Material provided ▸

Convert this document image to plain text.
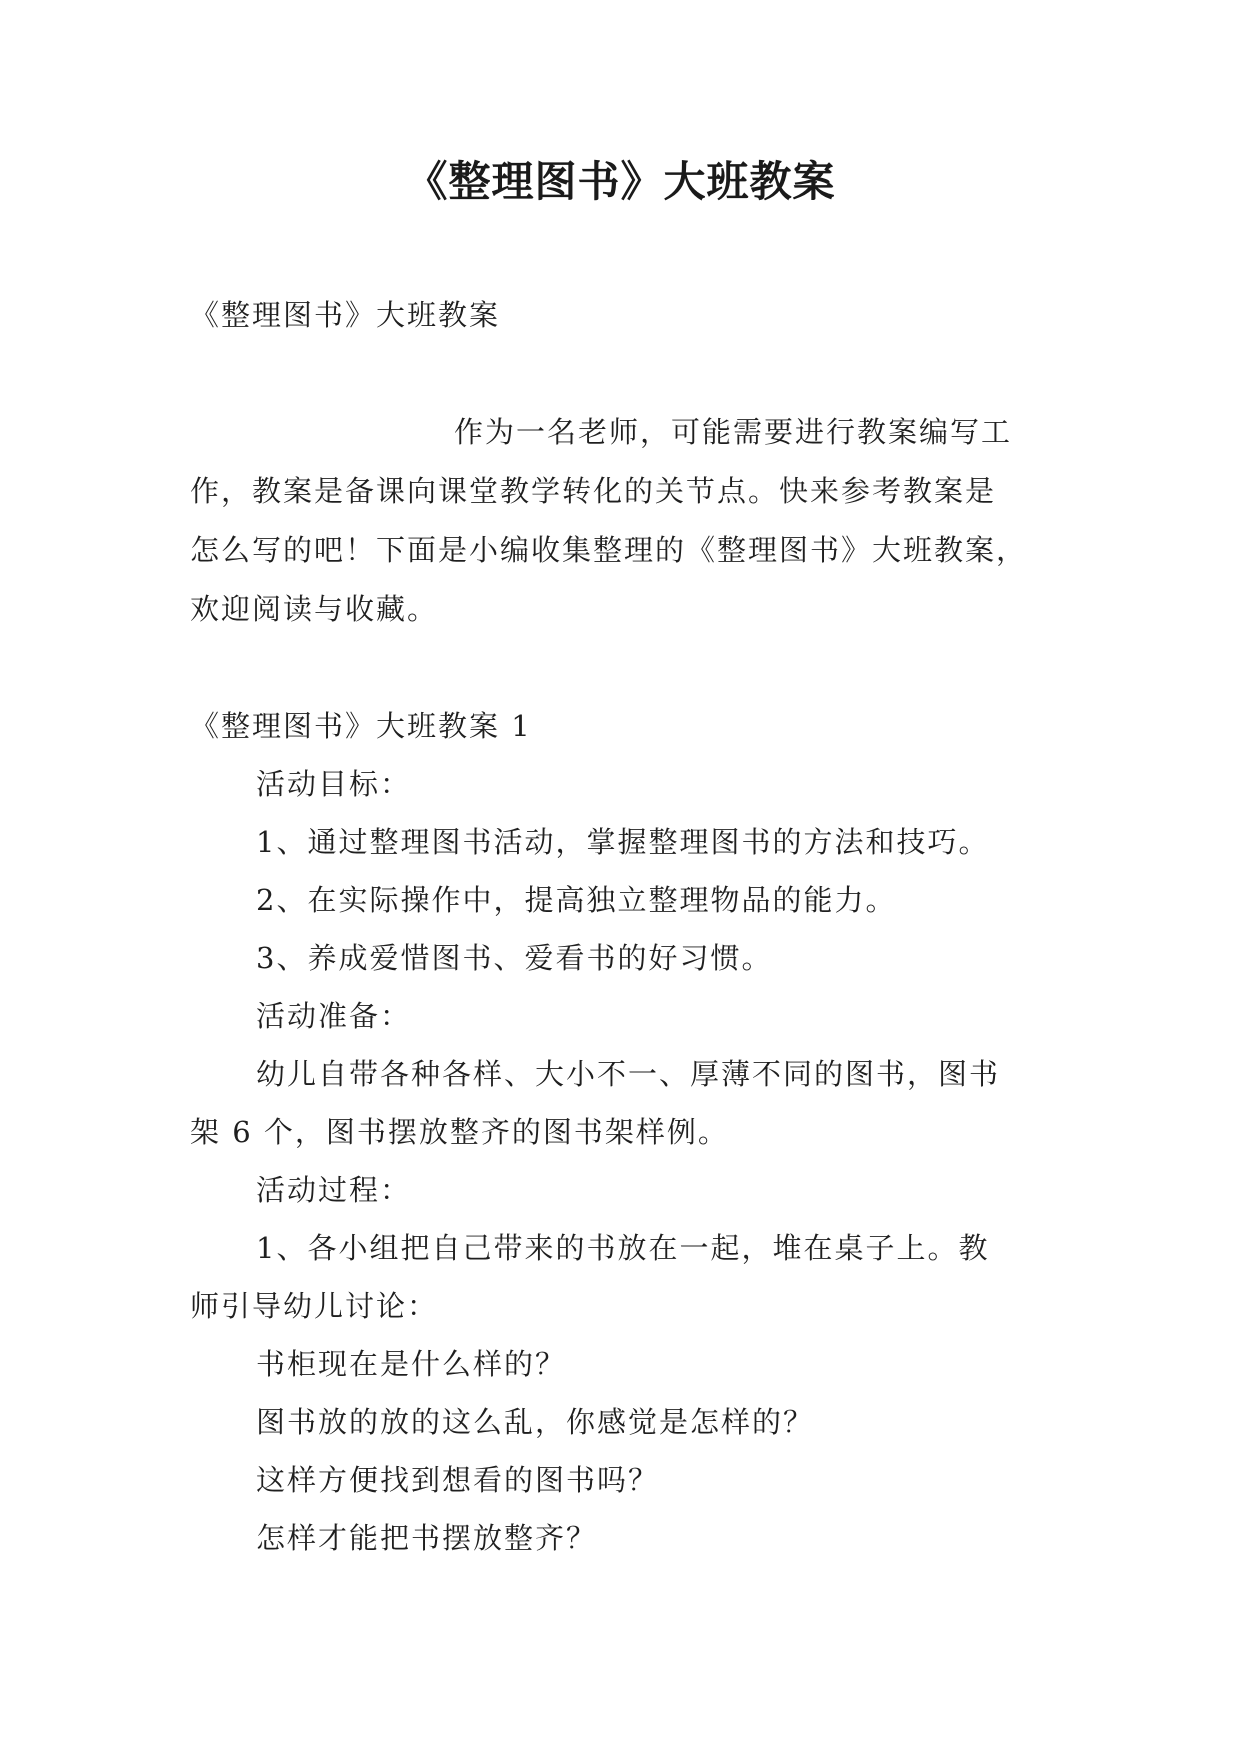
《整理图书》大班教案
《整理图书》大班教案
作为一名老师，可能需要进行教案编写工
作，教案是备课向课堂教学转化的关节点。快来参考教案是
怎么写的吧！下面是小编收集整理的《整理图书》大班教案，
欢迎阅读与收藏。
《整理图书》大班教案 1
活动目标：
1、通过整理图书活动，掌握整理图书的方法和技巧。
2、在实际操作中，提高独立整理物品的能力。
3、养成爱惜图书、爱看书的好习惯。
活动准备：
幼儿自带各种各样、大小不一、厚薄不同的图书，图书
架 6 个，图书摆放整齐的图书架样例。
活动过程：
1、各小组把自己带来的书放在一起，堆在桌子上。教
师引导幼儿讨论：
书柜现在是什么样的？
图书放的放的这么乱，你感觉是怎样的？
这样方便找到想看的图书吗？
怎样才能把书摆放整齐？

What is required ▸ Omitting all images, retype each line of the records precisely.

Finished exercise ▸
Convert this document image to plain text.
《整理图书》大班教案
《整理图书》大班教案
作为一名老师，可能需要进行教案编写工
作，教案是备课向课堂教学转化的关节点。快来参考教案是
怎么写的吧！下面是小编收集整理的《整理图书》大班教案，
欢迎阅读与收藏。
《整理图书》大班教案 1
活动目标：
1、通过整理图书活动，掌握整理图书的方法和技巧。
2、在实际操作中，提高独立整理物品的能力。
3、养成爱惜图书、爱看书的好习惯。
活动准备：
幼儿自带各种各样、大小不一、厚薄不同的图书，图书
架 6 个，图书摆放整齐的图书架样例。
活动过程：
1、各小组把自己带来的书放在一起，堆在桌子上。教
师引导幼儿讨论：
书柜现在是什么样的？
图书放的放的这么乱，你感觉是怎样的？
这样方便找到想看的图书吗？
怎样才能把书摆放整齐？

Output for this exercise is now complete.